### Task goal
Give every line from the entries that contains "Набережная".

### Supplied data
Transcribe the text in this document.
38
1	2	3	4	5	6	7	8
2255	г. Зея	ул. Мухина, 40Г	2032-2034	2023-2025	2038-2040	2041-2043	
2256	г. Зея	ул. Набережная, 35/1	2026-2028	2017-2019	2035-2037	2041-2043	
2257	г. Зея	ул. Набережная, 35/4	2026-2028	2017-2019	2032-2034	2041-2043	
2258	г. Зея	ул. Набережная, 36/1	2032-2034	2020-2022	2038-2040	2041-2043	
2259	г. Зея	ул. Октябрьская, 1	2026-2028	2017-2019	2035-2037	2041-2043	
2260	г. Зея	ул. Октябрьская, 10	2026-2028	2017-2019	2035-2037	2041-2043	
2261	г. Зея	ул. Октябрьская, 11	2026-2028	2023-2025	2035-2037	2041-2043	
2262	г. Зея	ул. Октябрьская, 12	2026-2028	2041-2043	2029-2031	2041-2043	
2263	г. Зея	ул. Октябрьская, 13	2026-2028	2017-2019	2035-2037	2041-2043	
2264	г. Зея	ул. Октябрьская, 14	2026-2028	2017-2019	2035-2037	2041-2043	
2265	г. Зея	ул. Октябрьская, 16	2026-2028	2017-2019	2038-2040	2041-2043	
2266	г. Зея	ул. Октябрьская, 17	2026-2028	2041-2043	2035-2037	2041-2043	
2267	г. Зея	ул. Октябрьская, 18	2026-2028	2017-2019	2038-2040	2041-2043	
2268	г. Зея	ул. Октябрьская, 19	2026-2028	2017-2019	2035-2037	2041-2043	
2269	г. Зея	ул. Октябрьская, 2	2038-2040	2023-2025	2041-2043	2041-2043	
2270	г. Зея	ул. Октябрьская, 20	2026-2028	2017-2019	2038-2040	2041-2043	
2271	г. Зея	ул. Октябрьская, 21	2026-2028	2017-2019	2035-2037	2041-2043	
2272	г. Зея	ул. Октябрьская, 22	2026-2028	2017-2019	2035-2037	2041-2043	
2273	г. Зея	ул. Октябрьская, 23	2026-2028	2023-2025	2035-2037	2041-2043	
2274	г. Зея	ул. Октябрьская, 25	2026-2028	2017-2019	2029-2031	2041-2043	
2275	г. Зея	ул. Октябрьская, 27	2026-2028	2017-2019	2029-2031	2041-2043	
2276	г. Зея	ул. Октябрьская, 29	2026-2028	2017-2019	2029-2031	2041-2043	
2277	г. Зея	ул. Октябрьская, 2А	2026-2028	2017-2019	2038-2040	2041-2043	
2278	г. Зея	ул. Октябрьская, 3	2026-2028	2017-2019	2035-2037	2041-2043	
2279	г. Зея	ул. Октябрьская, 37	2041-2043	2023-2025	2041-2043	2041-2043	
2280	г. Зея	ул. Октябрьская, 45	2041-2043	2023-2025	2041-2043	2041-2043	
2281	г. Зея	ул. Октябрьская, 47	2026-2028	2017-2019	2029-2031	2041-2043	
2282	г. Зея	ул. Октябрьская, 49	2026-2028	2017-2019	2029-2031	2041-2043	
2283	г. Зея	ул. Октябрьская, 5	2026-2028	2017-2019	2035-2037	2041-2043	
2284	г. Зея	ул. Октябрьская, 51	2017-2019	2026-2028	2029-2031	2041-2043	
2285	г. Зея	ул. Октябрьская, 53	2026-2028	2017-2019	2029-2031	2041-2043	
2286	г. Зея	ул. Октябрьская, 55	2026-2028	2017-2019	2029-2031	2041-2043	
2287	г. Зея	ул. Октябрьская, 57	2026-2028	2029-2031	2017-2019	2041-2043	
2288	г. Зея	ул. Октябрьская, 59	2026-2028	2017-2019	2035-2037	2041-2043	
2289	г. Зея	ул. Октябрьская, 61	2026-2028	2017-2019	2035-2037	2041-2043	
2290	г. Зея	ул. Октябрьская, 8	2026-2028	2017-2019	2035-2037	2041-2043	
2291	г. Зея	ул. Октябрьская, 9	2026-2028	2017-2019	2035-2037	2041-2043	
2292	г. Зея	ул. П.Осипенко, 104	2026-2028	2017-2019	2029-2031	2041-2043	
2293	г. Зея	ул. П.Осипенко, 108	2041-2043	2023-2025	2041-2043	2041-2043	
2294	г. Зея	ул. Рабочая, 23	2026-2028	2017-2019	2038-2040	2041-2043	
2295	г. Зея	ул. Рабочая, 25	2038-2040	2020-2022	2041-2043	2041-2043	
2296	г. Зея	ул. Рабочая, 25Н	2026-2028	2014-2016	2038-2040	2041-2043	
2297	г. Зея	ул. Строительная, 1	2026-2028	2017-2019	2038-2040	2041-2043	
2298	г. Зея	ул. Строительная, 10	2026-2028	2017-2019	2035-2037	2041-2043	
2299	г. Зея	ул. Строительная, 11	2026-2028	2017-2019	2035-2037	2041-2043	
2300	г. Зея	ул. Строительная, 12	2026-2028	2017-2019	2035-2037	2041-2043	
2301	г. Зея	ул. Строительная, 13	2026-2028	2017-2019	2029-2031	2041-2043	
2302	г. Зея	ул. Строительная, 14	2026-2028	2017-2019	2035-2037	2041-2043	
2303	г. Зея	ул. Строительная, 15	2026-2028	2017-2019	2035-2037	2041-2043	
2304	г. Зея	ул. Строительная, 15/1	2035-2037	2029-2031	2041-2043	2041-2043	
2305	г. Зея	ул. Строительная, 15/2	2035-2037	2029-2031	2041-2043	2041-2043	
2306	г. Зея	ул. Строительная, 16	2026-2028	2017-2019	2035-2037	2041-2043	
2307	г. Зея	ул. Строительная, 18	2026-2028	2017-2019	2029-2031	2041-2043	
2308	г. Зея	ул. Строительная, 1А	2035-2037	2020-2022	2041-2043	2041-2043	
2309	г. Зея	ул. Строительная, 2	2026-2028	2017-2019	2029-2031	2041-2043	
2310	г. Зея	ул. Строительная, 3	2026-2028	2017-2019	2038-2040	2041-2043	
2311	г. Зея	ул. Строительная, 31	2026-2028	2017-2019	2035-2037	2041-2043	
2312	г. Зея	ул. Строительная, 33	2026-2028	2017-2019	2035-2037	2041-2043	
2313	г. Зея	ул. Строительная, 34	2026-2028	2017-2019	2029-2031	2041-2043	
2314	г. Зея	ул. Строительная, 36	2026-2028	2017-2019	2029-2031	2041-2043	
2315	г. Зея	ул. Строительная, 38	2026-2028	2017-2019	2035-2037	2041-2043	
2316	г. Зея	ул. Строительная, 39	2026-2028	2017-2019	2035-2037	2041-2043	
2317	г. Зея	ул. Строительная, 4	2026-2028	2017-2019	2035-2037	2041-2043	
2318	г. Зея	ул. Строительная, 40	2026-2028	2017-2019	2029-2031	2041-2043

### Completed exercise
2256	г. Зея	ул. Набережная, 35/1	2026-2028	2017-2019	2035-2037	2041-2043	
2257	г. Зея	ул. Набережная, 35/4	2026-2028	2017-2019	2032-2034	2041-2043	
2258	г. Зея	ул. Набережная, 36/1	2032-2034	2020-2022	2038-2040	2041-2043	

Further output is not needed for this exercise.